_PROMPT_
Show every line in the records below that contains the word "title".

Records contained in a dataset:
_____
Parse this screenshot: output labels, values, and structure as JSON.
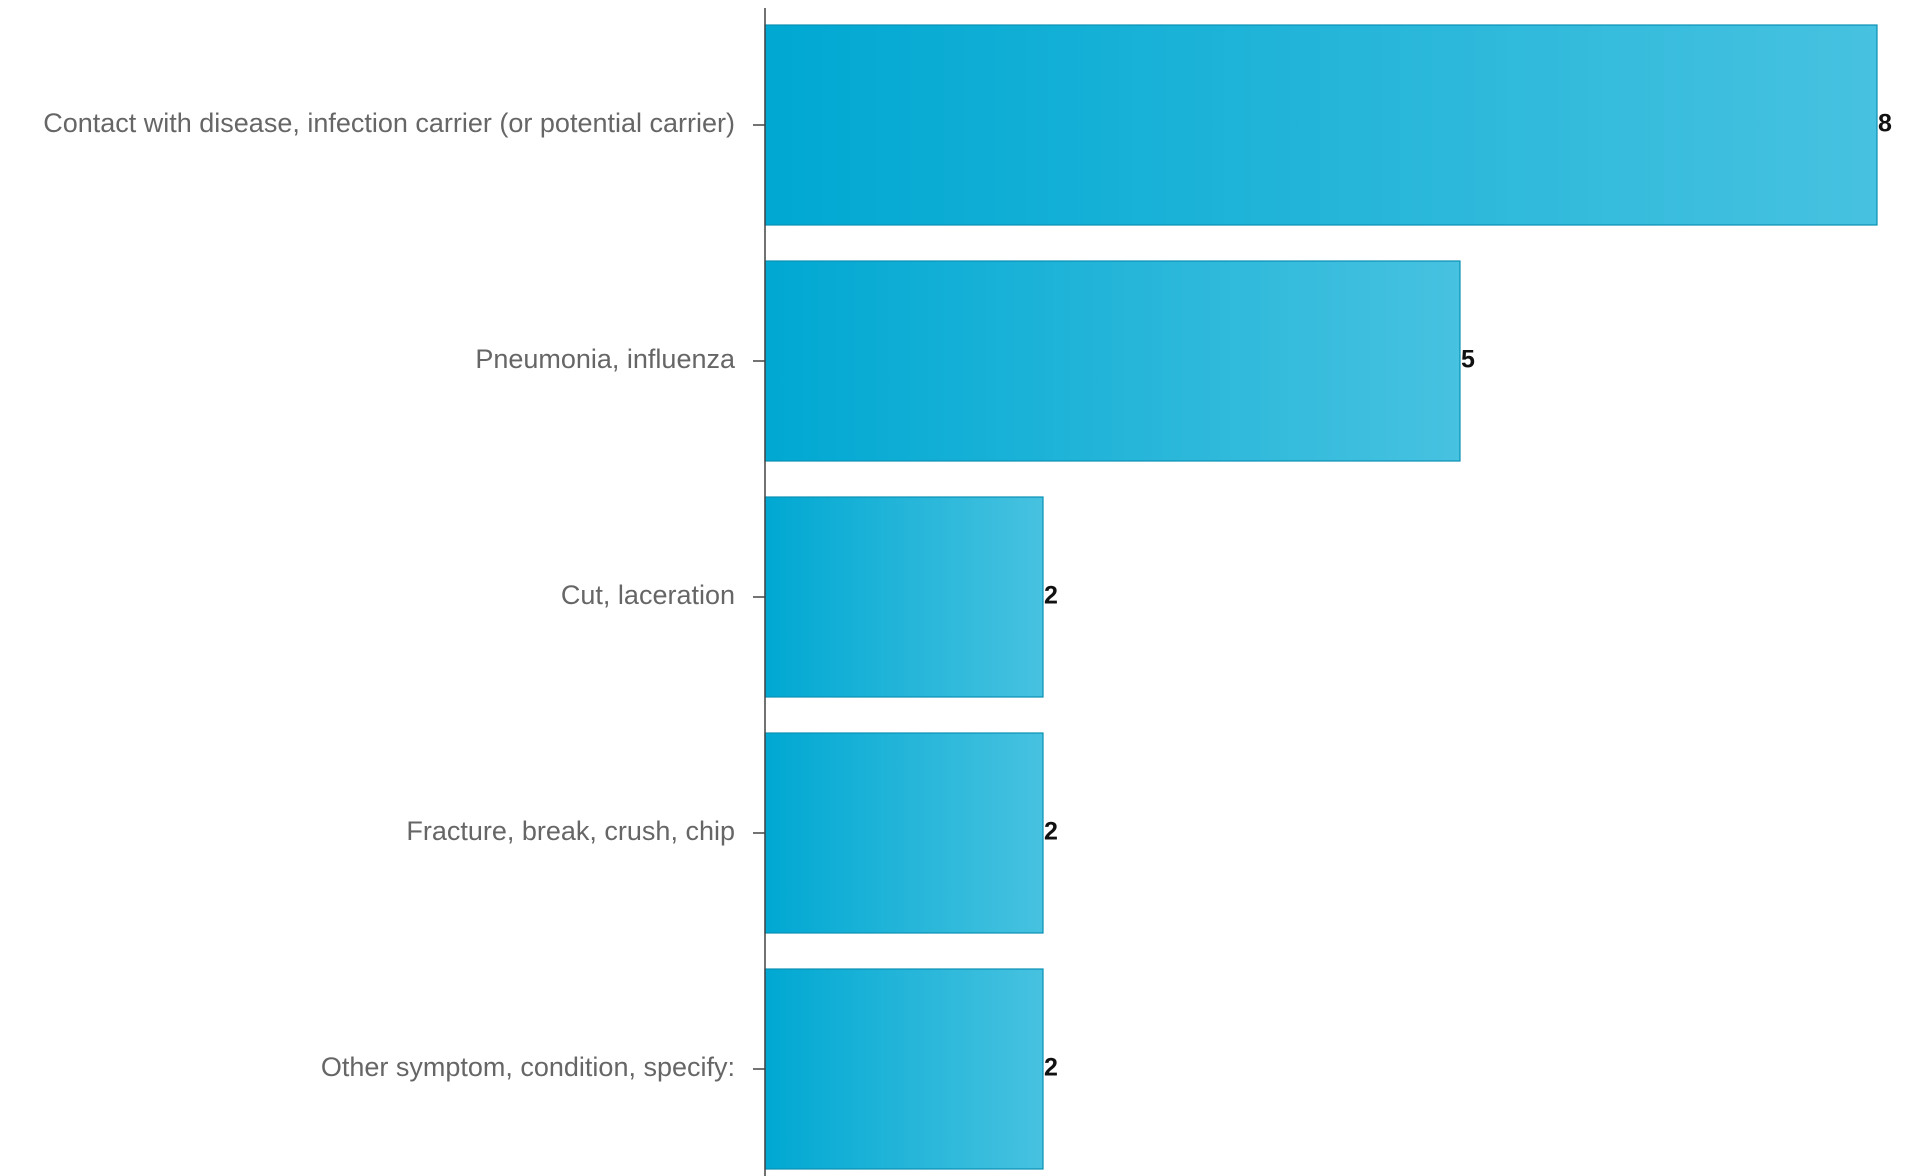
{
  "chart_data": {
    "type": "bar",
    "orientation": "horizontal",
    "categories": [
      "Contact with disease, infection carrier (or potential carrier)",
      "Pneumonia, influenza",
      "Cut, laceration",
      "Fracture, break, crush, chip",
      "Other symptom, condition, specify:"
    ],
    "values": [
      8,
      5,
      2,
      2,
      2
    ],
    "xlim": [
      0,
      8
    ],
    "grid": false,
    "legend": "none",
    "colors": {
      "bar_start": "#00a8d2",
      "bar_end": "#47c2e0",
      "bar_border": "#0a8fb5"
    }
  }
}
_____
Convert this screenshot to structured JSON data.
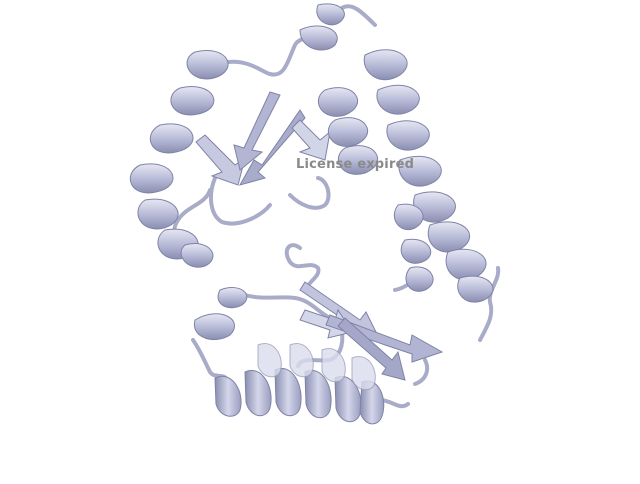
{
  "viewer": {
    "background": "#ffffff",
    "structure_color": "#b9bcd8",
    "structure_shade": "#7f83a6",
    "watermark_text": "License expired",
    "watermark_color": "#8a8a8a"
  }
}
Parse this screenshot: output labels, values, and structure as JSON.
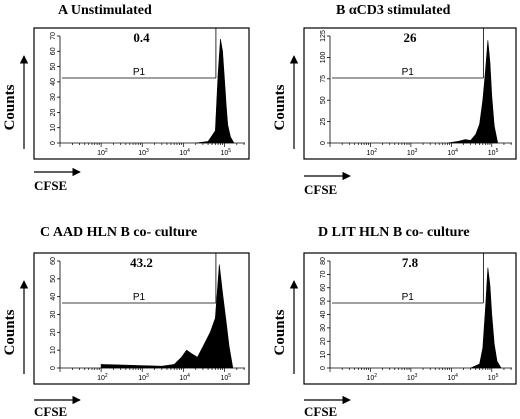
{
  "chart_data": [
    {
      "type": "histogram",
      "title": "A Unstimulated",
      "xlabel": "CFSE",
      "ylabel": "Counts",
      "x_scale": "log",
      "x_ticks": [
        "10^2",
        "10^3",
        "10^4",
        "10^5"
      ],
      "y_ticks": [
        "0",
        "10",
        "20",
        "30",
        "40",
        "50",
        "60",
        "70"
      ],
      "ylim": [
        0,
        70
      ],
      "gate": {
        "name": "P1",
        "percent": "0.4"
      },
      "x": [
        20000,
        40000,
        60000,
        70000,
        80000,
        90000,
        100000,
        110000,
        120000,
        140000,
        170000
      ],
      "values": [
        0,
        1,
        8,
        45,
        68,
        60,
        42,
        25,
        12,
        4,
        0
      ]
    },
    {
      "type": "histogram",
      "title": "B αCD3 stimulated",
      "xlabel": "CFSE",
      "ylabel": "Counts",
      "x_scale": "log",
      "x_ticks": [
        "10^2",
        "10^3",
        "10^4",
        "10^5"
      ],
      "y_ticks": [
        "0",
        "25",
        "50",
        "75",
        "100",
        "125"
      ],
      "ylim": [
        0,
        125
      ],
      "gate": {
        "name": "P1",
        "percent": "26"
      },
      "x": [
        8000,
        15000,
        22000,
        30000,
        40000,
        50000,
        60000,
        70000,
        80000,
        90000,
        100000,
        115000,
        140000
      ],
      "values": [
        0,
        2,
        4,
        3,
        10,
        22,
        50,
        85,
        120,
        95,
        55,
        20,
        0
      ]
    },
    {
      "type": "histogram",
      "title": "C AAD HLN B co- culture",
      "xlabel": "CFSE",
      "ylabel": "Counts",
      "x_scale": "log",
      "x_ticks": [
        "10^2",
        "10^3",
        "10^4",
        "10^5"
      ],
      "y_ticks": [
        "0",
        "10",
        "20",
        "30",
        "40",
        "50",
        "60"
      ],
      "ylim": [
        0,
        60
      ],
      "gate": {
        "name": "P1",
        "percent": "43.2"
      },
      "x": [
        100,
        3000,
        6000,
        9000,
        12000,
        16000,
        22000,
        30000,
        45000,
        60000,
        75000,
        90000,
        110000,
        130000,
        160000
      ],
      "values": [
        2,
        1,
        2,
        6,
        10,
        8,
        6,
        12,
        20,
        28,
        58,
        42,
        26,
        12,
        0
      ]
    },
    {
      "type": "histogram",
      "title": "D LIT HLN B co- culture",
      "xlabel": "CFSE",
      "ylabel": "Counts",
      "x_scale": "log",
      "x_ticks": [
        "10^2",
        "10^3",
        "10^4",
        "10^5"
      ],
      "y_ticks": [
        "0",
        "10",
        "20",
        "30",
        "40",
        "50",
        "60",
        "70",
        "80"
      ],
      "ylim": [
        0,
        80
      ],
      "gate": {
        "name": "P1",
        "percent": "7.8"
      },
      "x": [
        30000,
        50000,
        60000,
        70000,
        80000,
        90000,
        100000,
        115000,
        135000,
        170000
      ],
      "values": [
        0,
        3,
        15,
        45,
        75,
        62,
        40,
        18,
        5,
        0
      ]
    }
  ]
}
_____
_WRITTEN ANSWER_
      "title": "A Unstimulated",
      "title": "B αCD3 stimulated",
      "title": "C AAD HLN B co- culture",
      "title": "D LIT HLN B co- culture",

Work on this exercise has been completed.